* [What to work on] Collect every line that includes the string "name".

_____

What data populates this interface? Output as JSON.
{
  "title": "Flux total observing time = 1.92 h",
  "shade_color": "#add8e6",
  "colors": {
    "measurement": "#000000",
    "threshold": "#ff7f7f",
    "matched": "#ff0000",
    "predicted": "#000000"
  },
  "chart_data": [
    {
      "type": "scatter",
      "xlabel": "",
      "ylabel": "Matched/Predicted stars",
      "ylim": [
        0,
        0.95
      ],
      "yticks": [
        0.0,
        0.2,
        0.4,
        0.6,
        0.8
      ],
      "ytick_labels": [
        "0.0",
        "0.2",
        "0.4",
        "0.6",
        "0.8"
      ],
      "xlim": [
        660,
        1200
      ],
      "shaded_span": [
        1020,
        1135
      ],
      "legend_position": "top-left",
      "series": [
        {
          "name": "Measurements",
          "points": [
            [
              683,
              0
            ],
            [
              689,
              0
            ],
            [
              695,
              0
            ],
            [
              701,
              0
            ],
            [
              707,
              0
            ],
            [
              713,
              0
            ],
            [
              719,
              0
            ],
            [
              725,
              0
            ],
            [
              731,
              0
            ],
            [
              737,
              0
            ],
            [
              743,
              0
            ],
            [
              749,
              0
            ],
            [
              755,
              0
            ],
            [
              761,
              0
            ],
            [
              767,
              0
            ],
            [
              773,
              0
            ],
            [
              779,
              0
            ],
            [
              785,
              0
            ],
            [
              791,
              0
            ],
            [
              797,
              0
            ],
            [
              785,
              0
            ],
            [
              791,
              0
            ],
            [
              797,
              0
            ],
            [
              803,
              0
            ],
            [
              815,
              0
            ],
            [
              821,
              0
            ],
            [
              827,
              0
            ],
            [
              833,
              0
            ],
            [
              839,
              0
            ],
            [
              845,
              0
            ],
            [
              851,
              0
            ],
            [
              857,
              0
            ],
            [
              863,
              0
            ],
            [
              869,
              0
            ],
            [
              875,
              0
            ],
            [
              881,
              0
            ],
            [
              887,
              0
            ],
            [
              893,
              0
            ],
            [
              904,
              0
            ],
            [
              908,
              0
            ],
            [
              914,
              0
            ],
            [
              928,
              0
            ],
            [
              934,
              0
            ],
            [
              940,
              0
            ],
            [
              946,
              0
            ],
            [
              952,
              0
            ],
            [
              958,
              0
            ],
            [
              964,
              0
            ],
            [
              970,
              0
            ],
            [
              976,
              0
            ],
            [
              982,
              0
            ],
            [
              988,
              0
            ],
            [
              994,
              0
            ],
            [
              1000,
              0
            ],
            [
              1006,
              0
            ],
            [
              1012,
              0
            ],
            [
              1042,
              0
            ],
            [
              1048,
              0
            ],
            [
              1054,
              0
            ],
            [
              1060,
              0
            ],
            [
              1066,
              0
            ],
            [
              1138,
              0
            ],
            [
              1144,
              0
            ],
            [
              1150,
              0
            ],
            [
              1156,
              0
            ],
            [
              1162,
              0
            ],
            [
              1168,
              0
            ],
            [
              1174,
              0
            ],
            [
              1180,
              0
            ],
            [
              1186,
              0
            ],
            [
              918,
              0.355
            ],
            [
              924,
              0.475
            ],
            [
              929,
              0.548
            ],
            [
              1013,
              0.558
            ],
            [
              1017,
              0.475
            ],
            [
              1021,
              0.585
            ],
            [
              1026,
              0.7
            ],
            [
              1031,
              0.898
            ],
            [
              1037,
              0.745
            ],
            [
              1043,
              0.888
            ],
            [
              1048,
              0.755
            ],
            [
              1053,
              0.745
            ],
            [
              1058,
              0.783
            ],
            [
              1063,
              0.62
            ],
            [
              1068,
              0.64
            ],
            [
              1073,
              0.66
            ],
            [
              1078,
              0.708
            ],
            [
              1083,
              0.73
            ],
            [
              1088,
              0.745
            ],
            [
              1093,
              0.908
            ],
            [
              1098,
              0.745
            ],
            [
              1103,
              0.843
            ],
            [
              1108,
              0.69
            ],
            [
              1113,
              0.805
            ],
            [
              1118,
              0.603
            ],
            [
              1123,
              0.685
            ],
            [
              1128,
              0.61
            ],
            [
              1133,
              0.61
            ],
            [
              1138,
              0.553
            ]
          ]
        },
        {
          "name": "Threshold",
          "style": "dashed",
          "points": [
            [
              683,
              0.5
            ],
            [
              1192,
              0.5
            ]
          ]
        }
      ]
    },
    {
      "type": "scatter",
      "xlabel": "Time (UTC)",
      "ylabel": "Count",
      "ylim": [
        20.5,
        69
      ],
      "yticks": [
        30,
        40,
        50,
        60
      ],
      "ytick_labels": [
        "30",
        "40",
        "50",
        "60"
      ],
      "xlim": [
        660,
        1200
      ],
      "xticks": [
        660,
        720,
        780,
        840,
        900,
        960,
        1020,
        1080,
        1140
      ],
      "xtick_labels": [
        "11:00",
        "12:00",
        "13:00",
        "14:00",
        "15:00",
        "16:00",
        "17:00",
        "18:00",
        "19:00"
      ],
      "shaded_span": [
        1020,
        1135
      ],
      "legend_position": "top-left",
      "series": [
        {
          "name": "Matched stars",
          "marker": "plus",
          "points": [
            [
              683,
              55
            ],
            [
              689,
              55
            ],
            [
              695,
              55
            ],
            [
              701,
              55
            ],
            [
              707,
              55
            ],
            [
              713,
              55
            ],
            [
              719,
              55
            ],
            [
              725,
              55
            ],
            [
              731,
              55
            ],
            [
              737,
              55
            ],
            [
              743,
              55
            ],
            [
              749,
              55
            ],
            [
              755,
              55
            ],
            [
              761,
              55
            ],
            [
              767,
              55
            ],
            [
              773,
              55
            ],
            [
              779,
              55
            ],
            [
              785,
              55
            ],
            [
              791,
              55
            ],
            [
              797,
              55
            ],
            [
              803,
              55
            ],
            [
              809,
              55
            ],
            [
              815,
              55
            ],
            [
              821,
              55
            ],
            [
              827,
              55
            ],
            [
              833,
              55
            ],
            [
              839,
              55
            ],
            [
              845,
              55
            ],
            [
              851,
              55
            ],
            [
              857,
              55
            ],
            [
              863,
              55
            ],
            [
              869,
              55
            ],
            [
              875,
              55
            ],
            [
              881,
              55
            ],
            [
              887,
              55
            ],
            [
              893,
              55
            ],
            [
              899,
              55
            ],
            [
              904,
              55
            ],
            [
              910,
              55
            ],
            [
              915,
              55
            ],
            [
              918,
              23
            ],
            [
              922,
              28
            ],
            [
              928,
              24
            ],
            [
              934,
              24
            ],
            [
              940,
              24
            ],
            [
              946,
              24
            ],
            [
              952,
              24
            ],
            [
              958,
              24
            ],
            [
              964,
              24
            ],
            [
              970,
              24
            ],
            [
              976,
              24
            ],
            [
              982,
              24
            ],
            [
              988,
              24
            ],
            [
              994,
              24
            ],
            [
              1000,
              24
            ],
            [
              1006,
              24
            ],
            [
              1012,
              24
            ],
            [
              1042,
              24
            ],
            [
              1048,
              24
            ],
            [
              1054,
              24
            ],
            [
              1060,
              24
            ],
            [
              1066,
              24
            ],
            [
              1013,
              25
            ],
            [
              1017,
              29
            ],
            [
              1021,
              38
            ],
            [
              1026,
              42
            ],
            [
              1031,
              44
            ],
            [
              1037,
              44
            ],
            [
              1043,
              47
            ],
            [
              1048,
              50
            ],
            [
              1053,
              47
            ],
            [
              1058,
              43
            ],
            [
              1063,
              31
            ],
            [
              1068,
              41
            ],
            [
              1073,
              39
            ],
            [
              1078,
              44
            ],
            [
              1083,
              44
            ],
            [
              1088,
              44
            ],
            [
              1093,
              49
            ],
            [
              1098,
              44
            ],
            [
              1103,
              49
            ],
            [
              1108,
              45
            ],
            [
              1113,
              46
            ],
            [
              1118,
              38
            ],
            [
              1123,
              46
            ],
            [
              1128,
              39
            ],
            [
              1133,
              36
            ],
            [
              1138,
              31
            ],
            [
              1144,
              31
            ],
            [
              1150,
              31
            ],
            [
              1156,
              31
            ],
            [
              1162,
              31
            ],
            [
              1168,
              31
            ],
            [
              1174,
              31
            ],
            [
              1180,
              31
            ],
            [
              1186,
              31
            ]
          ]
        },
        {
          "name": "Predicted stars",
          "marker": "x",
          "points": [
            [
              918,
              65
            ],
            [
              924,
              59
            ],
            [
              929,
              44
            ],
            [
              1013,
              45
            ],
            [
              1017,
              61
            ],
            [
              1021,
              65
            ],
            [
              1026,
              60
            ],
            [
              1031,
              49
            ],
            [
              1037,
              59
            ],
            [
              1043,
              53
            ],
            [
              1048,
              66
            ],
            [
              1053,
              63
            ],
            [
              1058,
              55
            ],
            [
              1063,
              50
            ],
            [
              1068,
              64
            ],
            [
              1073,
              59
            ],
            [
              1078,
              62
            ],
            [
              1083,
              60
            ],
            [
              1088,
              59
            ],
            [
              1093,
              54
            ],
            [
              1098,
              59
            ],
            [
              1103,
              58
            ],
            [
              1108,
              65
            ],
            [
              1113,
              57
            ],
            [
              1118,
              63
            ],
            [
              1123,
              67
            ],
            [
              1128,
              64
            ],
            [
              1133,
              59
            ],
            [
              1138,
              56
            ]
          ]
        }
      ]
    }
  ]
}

_____

* [Worked answer]
          "name": "Measurements",
          "name": "Threshold",
          "name": "Matched stars",
          "name": "Predicted stars",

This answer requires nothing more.